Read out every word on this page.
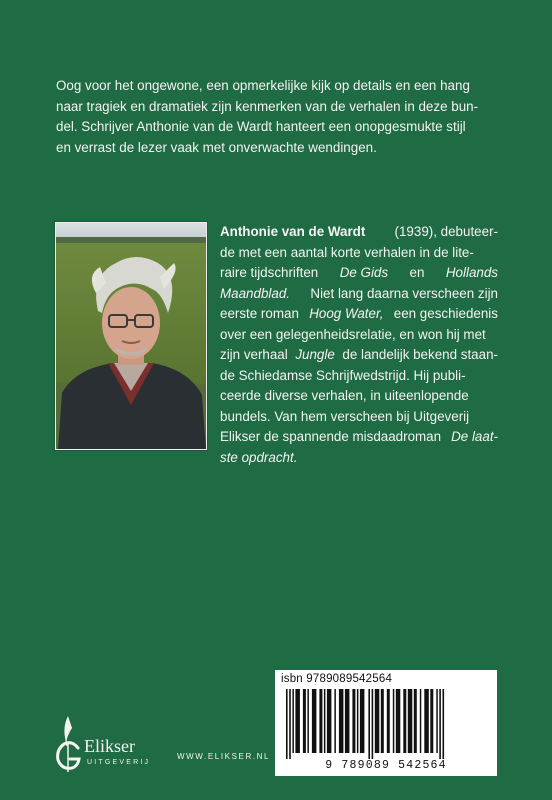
Oog voor het ongewone, een opmerkelijke kijk op details en een hang
naar tragiek en dramatiek zijn kenmerken van de verhalen in deze bun-
del. Schrijver Anthonie van de Wardt hanteert een onopgesmukte stijl
en verrast de lezer vaak met onverwachte wendingen.
Anthonie van de Wardt (1939), debuteer-
de met een aantal korte verhalen in de lite-
raire tijdschriften De Gids en Hollands
Maandblad. Niet lang daarna verscheen zijn
eerste roman Hoog Water, een geschiedenis
over een gelegenheidsrelatie, en won hij met
zijn verhaal Jungle de landelijk bekend staan-
de Schiedamse Schrijfwedstrijd. Hij publi-
ceerde diverse verhalen, in uiteenlopende
bundels. Van hem verscheen bij Uitgeverij
Elikser de spannende misdaadroman De laat-
ste opdracht.
isbn 9789089542564
9 789089 542564
Elikser
UITGEVERIJ
WWW.ELIKSER.NL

Exercise task :: Without the pictures, restate each entry exactly.

Worked solution ::
Read out every word on this page.
Oog voor het ongewone, een opmerkelijke kijk op details en een hang
naar tragiek en dramatiek zijn kenmerken van de verhalen in deze bun-
del. Schrijver Anthonie van de Wardt hanteert een onopgesmukte stijl
en verrast de lezer vaak met onverwachte wendingen.
Anthonie van de Wardt (1939), debuteer-
de met een aantal korte verhalen in de lite-
raire tijdschriften De Gids en Hollands
Maandblad. Niet lang daarna verscheen zijn
eerste roman Hoog Water, een geschiedenis
over een gelegenheidsrelatie, en won hij met
zijn verhaal Jungle de landelijk bekend staan-
de Schiedamse Schrijfwedstrijd. Hij publi-
ceerde diverse verhalen, in uiteenlopende
bundels. Van hem verscheen bij Uitgeverij
Elikser de spannende misdaadroman De laat-
ste opdracht.
isbn 9789089542564
9 789089 542564
Elikser
UITGEVERIJ
WWW.ELIKSER.NL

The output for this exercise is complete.